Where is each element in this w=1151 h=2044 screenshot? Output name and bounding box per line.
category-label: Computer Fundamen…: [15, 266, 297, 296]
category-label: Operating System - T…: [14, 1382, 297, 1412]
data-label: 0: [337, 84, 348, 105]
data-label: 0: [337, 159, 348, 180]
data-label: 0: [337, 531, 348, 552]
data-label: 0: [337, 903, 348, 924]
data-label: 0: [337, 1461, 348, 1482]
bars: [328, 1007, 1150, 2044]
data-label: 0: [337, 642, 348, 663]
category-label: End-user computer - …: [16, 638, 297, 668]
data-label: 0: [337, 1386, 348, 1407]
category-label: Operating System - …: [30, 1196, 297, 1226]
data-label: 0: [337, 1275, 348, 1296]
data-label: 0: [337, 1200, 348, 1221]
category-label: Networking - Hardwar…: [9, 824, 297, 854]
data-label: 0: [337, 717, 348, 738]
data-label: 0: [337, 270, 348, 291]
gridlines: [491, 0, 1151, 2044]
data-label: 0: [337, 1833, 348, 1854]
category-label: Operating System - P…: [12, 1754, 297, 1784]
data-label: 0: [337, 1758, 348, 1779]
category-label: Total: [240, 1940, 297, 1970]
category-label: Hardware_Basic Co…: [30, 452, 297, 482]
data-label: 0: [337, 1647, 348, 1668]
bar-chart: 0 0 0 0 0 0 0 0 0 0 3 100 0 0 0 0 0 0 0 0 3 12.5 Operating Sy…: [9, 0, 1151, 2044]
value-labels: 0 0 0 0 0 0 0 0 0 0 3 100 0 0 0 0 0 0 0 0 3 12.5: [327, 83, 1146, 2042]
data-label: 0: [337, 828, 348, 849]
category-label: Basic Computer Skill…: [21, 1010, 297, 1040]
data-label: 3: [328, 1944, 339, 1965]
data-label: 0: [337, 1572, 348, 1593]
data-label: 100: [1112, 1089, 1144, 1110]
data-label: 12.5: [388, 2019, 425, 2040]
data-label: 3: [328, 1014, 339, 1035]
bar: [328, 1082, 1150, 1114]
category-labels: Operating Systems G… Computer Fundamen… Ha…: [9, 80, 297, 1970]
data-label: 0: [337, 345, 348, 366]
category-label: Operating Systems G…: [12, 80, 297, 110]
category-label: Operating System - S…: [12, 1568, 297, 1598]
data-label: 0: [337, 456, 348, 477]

++++

Written exercise:
Gather every line above that contains the string "Systems", and copy each one as it appears.

Response to the exercise:
category-labels: Operating Systems G… Computer Fundamen… Ha…: [9, 80, 297, 1970]
category-label: Operating Systems G…: [12, 80, 297, 110]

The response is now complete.